Short exercise>
Select from the records below every line that has the word "Height" in it.

-- start of Dataset extract --

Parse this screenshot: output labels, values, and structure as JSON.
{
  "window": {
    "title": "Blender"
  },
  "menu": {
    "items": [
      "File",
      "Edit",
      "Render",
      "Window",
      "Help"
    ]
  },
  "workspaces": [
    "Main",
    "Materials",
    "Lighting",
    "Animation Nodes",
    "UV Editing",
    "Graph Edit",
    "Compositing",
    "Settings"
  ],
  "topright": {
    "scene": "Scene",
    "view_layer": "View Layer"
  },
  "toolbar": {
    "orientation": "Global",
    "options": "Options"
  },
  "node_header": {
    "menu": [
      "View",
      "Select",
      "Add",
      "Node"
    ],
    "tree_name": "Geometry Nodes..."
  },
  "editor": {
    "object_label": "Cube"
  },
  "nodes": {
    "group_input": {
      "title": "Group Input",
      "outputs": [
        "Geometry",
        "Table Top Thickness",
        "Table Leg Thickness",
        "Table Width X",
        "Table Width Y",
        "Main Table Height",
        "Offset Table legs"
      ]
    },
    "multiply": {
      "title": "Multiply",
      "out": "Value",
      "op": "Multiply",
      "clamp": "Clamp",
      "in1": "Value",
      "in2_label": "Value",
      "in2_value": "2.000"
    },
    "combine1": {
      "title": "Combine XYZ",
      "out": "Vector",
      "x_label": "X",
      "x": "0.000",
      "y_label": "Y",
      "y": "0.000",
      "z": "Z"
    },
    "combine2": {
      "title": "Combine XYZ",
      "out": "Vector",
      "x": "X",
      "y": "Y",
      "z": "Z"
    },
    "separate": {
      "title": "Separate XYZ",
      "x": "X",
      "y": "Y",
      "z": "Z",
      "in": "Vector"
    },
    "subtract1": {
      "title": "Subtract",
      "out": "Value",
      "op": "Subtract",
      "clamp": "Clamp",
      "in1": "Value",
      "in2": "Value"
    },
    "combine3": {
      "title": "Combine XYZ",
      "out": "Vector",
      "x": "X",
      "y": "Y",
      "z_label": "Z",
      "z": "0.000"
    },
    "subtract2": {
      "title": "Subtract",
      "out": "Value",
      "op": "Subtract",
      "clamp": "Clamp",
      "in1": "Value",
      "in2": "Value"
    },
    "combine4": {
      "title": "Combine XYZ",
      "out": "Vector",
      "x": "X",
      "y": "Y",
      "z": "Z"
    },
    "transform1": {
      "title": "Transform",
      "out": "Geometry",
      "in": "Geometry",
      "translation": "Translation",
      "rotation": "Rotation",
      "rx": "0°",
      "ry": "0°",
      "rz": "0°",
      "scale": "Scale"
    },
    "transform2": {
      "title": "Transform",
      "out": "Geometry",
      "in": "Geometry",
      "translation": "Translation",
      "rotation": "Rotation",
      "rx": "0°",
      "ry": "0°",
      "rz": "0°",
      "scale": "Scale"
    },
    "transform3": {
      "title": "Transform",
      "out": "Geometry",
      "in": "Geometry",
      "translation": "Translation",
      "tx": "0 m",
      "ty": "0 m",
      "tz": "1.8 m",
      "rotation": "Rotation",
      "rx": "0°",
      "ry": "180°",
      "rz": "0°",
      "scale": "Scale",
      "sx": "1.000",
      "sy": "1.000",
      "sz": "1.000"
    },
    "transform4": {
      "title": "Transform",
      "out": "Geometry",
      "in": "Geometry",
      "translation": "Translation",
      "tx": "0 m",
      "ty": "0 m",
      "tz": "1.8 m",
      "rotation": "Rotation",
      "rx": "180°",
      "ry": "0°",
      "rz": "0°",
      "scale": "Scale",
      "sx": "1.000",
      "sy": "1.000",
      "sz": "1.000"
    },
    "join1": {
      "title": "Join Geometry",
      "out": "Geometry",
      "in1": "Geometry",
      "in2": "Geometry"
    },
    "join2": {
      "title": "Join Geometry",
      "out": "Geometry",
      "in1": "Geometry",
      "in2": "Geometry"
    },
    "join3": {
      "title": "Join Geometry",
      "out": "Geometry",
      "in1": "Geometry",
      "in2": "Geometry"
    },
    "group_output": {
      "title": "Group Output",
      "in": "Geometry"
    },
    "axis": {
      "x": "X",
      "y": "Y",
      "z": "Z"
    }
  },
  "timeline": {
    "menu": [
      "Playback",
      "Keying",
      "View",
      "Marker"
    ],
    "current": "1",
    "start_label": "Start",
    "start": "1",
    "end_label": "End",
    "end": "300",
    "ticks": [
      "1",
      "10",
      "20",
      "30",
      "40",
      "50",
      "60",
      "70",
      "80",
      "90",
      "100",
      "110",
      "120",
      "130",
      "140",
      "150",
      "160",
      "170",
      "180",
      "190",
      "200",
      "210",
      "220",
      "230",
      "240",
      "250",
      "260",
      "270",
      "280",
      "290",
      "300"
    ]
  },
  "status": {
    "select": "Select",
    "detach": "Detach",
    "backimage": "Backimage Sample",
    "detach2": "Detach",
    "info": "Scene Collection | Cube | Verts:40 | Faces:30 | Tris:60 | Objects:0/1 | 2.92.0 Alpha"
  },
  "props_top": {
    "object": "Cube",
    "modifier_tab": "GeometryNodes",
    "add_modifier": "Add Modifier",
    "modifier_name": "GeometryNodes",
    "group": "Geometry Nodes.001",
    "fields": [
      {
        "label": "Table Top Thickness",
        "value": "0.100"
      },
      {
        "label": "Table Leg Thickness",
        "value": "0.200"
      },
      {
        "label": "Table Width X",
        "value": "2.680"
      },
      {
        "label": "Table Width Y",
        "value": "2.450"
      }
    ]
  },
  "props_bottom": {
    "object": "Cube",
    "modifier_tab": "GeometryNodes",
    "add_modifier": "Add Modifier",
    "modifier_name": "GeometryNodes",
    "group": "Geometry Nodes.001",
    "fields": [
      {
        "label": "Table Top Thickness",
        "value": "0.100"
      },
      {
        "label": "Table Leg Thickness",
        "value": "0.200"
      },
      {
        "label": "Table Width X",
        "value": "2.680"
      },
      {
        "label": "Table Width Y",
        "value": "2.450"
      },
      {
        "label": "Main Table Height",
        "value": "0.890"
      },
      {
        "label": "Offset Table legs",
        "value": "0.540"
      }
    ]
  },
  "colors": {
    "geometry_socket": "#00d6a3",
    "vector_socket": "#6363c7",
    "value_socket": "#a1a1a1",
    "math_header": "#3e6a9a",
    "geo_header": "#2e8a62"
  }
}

-- end of Dataset extract --

Exercise answer>
        "Main Table Height",
        "label": "Main Table Height",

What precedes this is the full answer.